## WHAT TO WORK ON
Don't copy the pictures; return every other part of the records exactly.
── INPUT
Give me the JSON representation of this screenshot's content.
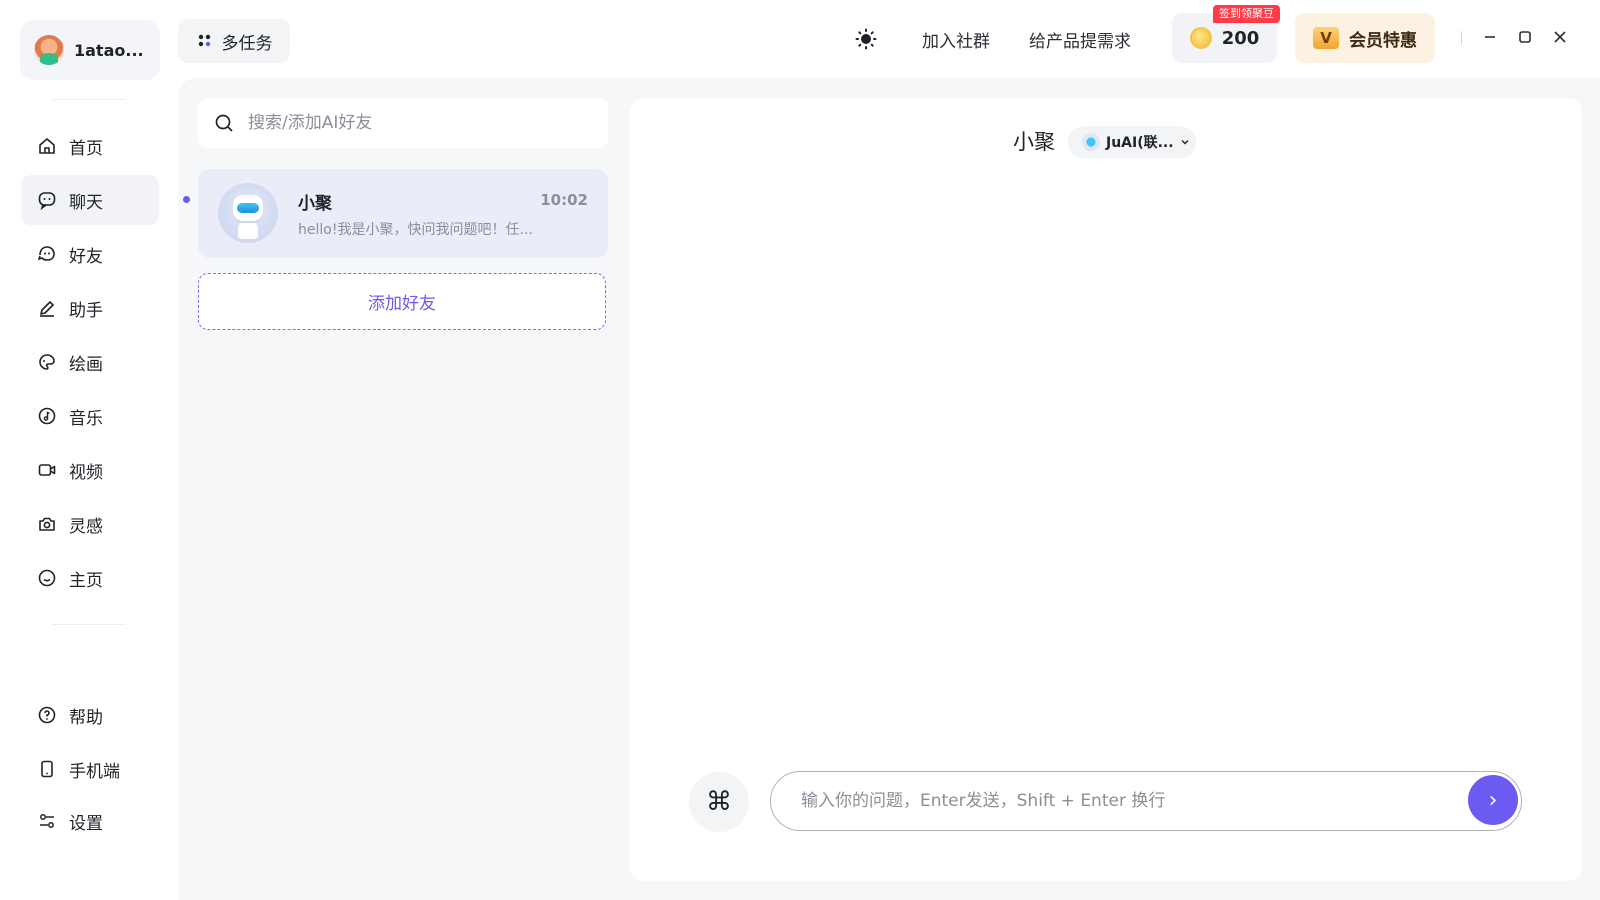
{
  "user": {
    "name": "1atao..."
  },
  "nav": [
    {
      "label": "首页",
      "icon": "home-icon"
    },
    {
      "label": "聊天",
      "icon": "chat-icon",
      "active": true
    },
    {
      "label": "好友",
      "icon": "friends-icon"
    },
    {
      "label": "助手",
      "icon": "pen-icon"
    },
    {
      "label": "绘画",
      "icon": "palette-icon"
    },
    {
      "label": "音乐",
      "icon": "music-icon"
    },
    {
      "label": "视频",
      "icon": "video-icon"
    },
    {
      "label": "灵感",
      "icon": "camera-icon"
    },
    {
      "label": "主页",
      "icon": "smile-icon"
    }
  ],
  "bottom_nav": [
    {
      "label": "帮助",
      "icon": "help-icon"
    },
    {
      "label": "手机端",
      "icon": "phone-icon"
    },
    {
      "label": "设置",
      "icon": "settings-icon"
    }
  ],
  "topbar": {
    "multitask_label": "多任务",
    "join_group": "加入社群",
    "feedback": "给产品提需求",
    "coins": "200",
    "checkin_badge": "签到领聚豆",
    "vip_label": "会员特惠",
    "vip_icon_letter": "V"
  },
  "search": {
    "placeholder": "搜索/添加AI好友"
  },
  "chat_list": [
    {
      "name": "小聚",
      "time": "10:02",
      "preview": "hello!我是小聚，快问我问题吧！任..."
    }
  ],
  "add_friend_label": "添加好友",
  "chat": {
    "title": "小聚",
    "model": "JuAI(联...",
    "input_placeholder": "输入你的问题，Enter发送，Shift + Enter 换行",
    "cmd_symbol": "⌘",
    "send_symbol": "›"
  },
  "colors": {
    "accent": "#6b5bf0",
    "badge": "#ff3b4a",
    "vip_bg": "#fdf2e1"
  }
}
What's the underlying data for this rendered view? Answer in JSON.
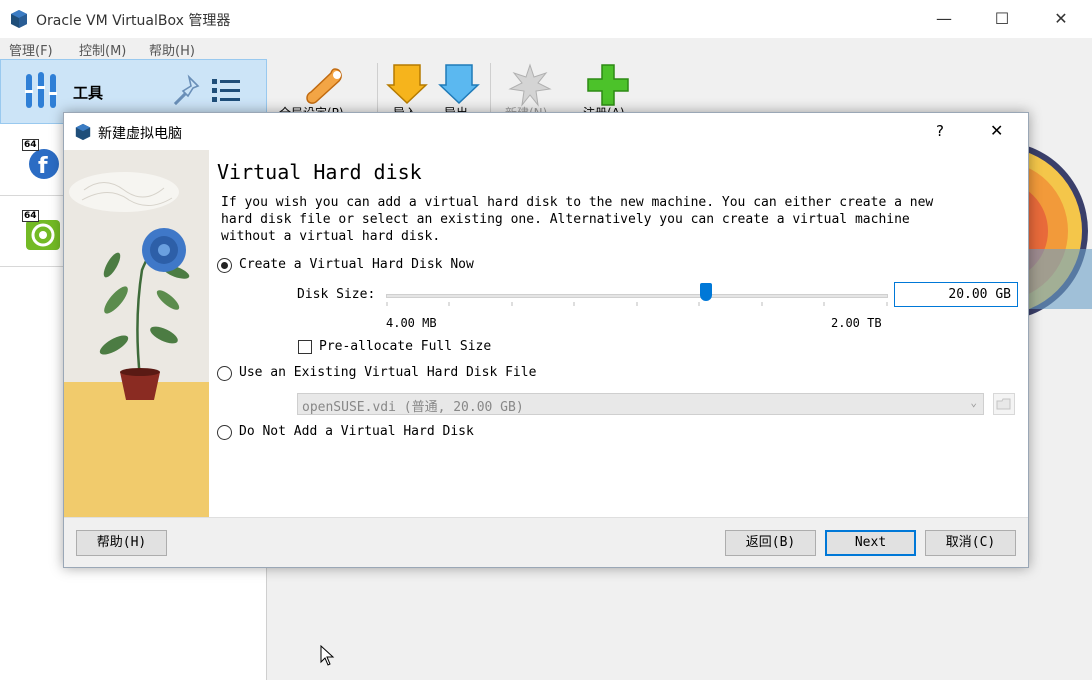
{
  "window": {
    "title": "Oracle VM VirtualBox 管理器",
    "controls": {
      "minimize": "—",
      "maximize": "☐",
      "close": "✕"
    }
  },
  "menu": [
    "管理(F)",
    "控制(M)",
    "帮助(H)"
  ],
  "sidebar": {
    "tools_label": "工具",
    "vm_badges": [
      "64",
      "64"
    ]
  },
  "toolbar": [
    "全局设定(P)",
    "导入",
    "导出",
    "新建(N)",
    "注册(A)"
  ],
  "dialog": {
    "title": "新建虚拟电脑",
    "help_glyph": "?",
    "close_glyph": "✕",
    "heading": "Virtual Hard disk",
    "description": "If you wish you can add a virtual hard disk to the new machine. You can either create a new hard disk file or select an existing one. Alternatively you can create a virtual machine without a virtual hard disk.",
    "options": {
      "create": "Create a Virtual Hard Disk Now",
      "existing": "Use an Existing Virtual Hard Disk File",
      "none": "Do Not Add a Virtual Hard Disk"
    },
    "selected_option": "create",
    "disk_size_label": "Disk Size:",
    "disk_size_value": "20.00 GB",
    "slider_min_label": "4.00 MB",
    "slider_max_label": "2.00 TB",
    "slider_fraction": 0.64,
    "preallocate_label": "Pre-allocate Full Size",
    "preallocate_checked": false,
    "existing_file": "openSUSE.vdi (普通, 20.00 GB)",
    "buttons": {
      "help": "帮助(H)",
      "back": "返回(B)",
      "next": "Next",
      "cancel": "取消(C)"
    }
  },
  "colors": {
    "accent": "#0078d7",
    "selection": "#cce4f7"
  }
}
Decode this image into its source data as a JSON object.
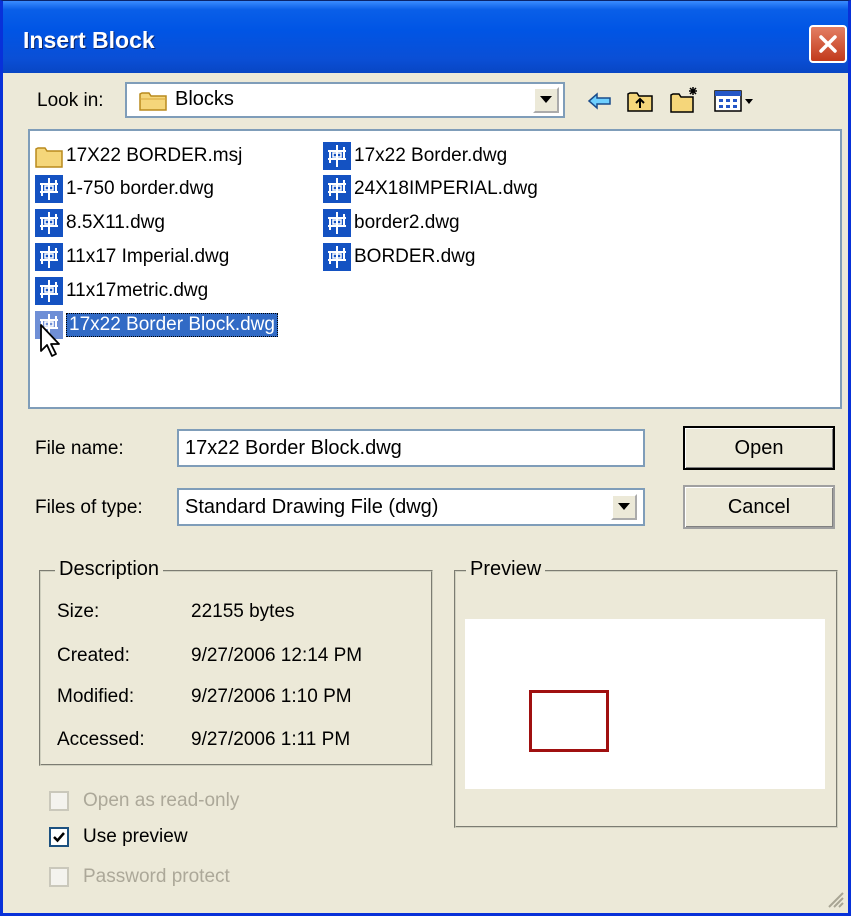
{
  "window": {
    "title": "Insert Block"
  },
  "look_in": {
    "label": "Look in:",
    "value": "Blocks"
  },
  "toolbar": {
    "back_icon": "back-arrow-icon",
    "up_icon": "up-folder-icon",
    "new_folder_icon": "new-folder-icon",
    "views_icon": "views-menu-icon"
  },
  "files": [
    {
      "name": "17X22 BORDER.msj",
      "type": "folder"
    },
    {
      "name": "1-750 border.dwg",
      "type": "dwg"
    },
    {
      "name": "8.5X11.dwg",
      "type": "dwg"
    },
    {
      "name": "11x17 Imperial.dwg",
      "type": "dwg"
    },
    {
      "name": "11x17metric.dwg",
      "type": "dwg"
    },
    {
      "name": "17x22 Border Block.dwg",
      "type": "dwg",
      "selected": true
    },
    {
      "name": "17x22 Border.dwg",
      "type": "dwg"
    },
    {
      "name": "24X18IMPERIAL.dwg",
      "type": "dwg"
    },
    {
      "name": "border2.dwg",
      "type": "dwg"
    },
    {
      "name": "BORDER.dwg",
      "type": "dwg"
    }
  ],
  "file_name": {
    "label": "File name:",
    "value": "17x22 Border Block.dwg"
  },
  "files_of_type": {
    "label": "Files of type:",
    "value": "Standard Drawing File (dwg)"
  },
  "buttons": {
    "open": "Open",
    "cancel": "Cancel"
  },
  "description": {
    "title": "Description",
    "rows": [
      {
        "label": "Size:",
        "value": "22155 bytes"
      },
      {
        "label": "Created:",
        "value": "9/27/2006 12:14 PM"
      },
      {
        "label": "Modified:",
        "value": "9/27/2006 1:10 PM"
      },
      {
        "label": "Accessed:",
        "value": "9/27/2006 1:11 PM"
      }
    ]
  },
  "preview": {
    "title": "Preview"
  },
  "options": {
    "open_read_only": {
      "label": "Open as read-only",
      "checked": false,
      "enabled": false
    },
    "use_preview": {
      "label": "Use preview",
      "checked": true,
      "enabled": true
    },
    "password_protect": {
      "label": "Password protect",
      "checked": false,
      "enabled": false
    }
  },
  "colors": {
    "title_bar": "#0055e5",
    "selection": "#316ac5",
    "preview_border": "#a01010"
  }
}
────
## THE OUTPUT
Give me the JSON representation of this screenshot's content.
{
  "user": {
    "name": "1atao..."
  },
  "nav": [
    {
      "label": "首页",
      "icon": "home-icon"
    },
    {
      "label": "聊天",
      "icon": "chat-icon",
      "active": true
    },
    {
      "label": "好友",
      "icon": "friends-icon"
    },
    {
      "label": "助手",
      "icon": "pen-icon"
    },
    {
      "label": "绘画",
      "icon": "palette-icon"
    },
    {
      "label": "音乐",
      "icon": "music-icon"
    },
    {
      "label": "视频",
      "icon": "video-icon"
    },
    {
      "label": "灵感",
      "icon": "camera-icon"
    },
    {
      "label": "主页",
      "icon": "smile-icon"
    }
  ],
  "bottom_nav": [
    {
      "label": "帮助",
      "icon": "help-icon"
    },
    {
      "label": "手机端",
      "icon": "phone-icon"
    },
    {
      "label": "设置",
      "icon": "settings-icon"
    }
  ],
  "topbar": {
    "multitask_label": "多任务",
    "join_group": "加入社群",
    "feedback": "给产品提需求",
    "coins": "200",
    "checkin_badge": "签到领聚豆",
    "vip_label": "会员特惠",
    "vip_icon_letter": "V"
  },
  "search": {
    "placeholder": "搜索/添加AI好友"
  },
  "chat_list": [
    {
      "name": "小聚",
      "time": "10:02",
      "preview": "hello!我是小聚，快问我问题吧！任..."
    }
  ],
  "add_friend_label": "添加好友",
  "chat": {
    "title": "小聚",
    "model": "JuAI(联...",
    "input_placeholder": "输入你的问题，Enter发送，Shift + Enter 换行",
    "cmd_symbol": "⌘",
    "send_symbol": "›"
  },
  "colors": {
    "accent": "#6b5bf0",
    "badge": "#ff3b4a",
    "vip_bg": "#fdf2e1"
  }
}
What's the underlying data for this rendered view? Answer in JSON.
{
  "window": {
    "title": "Oracle VM VirtualBox 管理器",
    "controls": {
      "minimize": "—",
      "maximize": "☐",
      "close": "✕"
    }
  },
  "menu": [
    "管理(F)",
    "控制(M)",
    "帮助(H)"
  ],
  "sidebar": {
    "tools_label": "工具",
    "vm_badges": [
      "64",
      "64"
    ]
  },
  "toolbar": [
    "全局设定(P)",
    "导入",
    "导出",
    "新建(N)",
    "注册(A)"
  ],
  "dialog": {
    "title": "新建虚拟电脑",
    "help_glyph": "?",
    "close_glyph": "✕",
    "heading": "Virtual Hard disk",
    "description": "If you wish you can add a virtual hard disk to the new machine. You can either create a new hard disk file or select an existing one. Alternatively you can create a virtual machine without a virtual hard disk.",
    "options": {
      "create": "Create a Virtual Hard Disk Now",
      "existing": "Use an Existing Virtual Hard Disk File",
      "none": "Do Not Add a Virtual Hard Disk"
    },
    "selected_option": "create",
    "disk_size_label": "Disk Size:",
    "disk_size_value": "20.00 GB",
    "slider_min_label": "4.00 MB",
    "slider_max_label": "2.00 TB",
    "slider_fraction": 0.64,
    "preallocate_label": "Pre-allocate Full Size",
    "preallocate_checked": false,
    "existing_file": "openSUSE.vdi (普通, 20.00 GB)",
    "buttons": {
      "help": "帮助(H)",
      "back": "返回(B)",
      "next": "Next",
      "cancel": "取消(C)"
    }
  },
  "colors": {
    "accent": "#0078d7",
    "selection": "#cce4f7"
  }
}
Decode this image into its source data as a JSON object.
{
  "window": {
    "title": "Insert Block"
  },
  "look_in": {
    "label": "Look in:",
    "value": "Blocks"
  },
  "toolbar": {
    "back_icon": "back-arrow-icon",
    "up_icon": "up-folder-icon",
    "new_folder_icon": "new-folder-icon",
    "views_icon": "views-menu-icon"
  },
  "files": [
    {
      "name": "17X22 BORDER.msj",
      "type": "folder"
    },
    {
      "name": "1-750 border.dwg",
      "type": "dwg"
    },
    {
      "name": "8.5X11.dwg",
      "type": "dwg"
    },
    {
      "name": "11x17 Imperial.dwg",
      "type": "dwg"
    },
    {
      "name": "11x17metric.dwg",
      "type": "dwg"
    },
    {
      "name": "17x22 Border Block.dwg",
      "type": "dwg",
      "selected": true
    },
    {
      "name": "17x22 Border.dwg",
      "type": "dwg"
    },
    {
      "name": "24X18IMPERIAL.dwg",
      "type": "dwg"
    },
    {
      "name": "border2.dwg",
      "type": "dwg"
    },
    {
      "name": "BORDER.dwg",
      "type": "dwg"
    }
  ],
  "file_name": {
    "label": "File name:",
    "value": "17x22 Border Block.dwg"
  },
  "files_of_type": {
    "label": "Files of type:",
    "value": "Standard Drawing File (dwg)"
  },
  "buttons": {
    "open": "Open",
    "cancel": "Cancel"
  },
  "description": {
    "title": "Description",
    "rows": [
      {
        "label": "Size:",
        "value": "22155 bytes"
      },
      {
        "label": "Created:",
        "value": "9/27/2006 12:14 PM"
      },
      {
        "label": "Modified:",
        "value": "9/27/2006 1:10 PM"
      },
      {
        "label": "Accessed:",
        "value": "9/27/2006 1:11 PM"
      }
    ]
  },
  "preview": {
    "title": "Preview"
  },
  "options": {
    "open_read_only": {
      "label": "Open as read-only",
      "checked": false,
      "enabled": false
    },
    "use_preview": {
      "label": "Use preview",
      "checked": true,
      "enabled": true
    },
    "password_protect": {
      "label": "Password protect",
      "checked": false,
      "enabled": false
    }
  },
  "colors": {
    "title_bar": "#0055e5",
    "selection": "#316ac5",
    "preview_border": "#a01010"
  }
}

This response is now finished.